Soal untuk Dikerjakan →
**A)** Jawablah pertanyaan berikut berdasarkan teks berita tentang jurnalis korban luka:
(i) Luka apa yang dialami ketiga korban menurut Kadir?
(ii) Komitmen apa yang ditagih dari kepolisian?
(iii) Siapa yang diminta mengambil tindakan tegas dari segi etik kepolisian dan tindak pidananya?
**B)** Lanjutkan teks berita tentang jurnalis korban luka, mulai setelah kalimat terakhirnya.

Teks yang Diberikan →
......

Kadir menjelaskan, ketiga korban mengalami luka-luka lebam dan bagi tim advokasi hukum, hal itu merupakan tindak pidana. "Padahal teman-teman dalam menjalankan tugas liputan selaku jurnalis dengan atribut lengkap," jelasnya.
"Kami menagih komitmen kepolisian perihal perlindungan jurnalis ketika meliput di lapangan, karena inikan bukan insiden pertama. Nah itu jadi bukti polisi tidak pernah memberikan rasa aman bagi jurnalis ketika melaksanakan kerja-kerja Jurnalistik," paparnya.
Baca Juga: Lemparan Batu dan Gas Air Mata Warnai Demo Mahasiswa di Makassar
Dia juga minta Kapolda Sulsel untuk mengambil tindakan tegas dari segi etik kepolisian juga tindak pidananya.

......

Informasi yang Diberikan →
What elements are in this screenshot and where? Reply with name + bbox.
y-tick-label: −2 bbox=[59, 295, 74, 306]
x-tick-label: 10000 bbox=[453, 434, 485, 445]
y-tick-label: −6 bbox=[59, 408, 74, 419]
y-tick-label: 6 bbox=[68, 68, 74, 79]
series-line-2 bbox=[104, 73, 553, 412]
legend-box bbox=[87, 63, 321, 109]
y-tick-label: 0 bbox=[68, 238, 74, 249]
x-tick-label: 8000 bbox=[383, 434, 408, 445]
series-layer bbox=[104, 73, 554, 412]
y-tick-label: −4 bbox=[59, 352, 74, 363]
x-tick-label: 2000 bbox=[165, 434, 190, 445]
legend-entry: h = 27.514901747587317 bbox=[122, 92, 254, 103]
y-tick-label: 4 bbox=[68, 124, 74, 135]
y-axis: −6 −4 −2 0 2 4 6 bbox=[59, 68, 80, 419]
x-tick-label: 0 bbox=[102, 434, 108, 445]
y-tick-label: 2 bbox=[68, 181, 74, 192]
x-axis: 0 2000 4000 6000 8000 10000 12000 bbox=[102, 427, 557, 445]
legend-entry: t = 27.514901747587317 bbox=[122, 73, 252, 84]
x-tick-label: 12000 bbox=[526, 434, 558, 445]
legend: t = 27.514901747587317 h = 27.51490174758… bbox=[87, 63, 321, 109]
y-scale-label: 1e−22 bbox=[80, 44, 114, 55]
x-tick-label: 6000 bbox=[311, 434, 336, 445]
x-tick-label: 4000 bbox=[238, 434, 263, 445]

......

Jawaban yang Diberikan →
**A)**
(i) Luka-luka lebam.
(ii) Perlindungan jurnalis ketika meliput di lapangan.
(iii) Kapolda Sulsel.

**B)**
Sekadar diketahui, tiga jurnalis yang mendapat kekerasan dari aparat kepolisian saat melakukan tugas liputan aksi penolakan pengesahan UU KPK dan Revisi KUHP, RUU pertanahanan, di depan Gedung DPRD Sulsel Jalan Urip Sumoharjo Makassar, yakni Muhammad Darwi Fathir jurnalis Antara, Saiful jurnalis inikata.com (Sultra) dan Isak Pasabuan jurnalis Makassar Today.